Objective:
Tally up the lines carrying the string "stats" and respond with only the resulting number.
___
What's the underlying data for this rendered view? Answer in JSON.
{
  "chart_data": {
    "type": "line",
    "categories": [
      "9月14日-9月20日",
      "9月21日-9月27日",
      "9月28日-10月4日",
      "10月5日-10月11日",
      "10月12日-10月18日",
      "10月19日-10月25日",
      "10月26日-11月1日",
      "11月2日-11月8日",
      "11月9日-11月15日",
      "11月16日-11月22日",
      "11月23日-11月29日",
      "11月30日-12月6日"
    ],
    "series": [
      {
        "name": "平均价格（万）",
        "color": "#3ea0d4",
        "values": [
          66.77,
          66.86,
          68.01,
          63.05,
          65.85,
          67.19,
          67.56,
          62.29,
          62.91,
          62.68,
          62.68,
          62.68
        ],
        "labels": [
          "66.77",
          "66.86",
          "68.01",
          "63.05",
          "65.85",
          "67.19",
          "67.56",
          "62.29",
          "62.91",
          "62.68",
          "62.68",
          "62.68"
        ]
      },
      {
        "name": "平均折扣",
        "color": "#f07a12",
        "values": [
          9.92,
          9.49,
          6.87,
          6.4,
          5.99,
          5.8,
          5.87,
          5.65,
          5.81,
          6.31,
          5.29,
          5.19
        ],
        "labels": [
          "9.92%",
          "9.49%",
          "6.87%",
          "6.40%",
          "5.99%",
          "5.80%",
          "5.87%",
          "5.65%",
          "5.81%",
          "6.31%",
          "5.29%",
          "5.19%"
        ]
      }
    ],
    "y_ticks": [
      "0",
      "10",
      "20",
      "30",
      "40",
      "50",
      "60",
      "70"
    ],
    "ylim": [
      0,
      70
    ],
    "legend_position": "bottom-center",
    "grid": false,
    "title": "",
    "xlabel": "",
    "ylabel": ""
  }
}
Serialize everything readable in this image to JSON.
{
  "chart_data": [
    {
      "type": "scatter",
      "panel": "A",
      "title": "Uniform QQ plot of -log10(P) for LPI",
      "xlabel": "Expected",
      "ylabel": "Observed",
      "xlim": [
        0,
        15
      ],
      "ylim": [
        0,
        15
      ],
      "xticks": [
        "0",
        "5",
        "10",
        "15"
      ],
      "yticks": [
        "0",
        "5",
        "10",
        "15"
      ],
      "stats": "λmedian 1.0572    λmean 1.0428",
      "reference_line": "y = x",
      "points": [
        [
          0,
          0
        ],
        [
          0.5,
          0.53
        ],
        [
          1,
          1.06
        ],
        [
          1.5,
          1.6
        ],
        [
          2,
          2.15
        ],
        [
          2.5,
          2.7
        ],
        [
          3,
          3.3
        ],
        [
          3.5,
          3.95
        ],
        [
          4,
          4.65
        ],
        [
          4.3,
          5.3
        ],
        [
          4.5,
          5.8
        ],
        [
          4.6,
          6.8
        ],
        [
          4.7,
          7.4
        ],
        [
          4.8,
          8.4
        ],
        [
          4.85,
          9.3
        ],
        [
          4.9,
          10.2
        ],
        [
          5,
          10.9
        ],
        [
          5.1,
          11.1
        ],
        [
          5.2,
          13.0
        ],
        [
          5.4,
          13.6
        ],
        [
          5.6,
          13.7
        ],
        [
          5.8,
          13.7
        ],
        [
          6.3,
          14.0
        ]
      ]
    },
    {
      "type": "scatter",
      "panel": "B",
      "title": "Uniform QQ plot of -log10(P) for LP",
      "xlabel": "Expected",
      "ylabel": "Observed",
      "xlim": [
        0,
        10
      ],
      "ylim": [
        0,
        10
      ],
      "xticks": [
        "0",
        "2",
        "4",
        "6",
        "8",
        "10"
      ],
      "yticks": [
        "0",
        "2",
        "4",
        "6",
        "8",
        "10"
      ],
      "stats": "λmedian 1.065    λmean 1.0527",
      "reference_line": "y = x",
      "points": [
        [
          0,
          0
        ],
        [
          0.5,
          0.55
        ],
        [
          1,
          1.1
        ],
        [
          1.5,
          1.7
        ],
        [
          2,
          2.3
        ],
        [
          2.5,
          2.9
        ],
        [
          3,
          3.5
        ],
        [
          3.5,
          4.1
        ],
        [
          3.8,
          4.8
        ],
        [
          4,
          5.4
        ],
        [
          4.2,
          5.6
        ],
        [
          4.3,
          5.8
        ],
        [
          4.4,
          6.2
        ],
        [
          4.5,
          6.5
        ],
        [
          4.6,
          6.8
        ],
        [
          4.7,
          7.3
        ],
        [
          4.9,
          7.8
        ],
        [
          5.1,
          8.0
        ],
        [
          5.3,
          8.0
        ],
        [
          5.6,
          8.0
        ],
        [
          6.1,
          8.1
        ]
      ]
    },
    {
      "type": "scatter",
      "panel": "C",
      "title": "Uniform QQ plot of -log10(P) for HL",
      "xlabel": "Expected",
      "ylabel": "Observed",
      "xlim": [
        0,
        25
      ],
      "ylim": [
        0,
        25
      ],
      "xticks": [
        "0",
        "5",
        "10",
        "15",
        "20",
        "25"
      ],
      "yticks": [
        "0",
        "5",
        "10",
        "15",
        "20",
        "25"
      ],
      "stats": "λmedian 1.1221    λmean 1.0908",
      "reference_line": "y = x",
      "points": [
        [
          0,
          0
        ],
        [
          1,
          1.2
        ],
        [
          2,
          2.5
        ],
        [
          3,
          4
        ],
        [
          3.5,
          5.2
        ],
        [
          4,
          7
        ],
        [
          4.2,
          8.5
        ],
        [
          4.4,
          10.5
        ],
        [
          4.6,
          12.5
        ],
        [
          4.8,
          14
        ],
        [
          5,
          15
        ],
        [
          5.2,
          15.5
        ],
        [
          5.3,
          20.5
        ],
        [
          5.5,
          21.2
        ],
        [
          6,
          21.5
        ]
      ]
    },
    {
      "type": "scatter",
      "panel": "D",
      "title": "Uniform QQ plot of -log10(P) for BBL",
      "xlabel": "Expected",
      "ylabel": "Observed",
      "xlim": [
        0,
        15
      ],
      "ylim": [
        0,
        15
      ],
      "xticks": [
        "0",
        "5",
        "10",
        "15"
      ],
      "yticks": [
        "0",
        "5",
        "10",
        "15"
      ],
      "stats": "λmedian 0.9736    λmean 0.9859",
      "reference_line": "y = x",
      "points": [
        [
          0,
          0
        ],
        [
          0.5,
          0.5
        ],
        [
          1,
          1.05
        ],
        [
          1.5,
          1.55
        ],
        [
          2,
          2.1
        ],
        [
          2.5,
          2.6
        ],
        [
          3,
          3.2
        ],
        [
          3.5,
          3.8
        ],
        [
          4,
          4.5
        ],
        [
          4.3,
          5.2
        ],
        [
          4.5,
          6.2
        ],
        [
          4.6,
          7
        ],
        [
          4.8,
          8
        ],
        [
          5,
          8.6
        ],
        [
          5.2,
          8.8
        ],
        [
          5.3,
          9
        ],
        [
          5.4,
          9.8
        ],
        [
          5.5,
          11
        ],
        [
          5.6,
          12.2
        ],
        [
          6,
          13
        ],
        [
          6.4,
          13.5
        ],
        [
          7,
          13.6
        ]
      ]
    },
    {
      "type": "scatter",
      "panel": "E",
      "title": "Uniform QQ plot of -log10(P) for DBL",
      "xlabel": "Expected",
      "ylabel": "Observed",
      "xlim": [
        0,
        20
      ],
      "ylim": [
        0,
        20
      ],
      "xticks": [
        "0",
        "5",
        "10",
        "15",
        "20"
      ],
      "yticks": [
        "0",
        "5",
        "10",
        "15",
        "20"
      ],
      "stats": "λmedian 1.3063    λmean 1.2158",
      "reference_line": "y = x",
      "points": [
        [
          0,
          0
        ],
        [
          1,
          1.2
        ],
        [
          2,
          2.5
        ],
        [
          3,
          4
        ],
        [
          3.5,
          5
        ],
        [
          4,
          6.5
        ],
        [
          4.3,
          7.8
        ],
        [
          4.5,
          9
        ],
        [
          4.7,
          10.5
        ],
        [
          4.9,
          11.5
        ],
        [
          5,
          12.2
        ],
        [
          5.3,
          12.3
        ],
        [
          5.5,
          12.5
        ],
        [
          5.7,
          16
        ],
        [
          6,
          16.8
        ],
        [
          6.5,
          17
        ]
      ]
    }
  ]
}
___
Task response:
5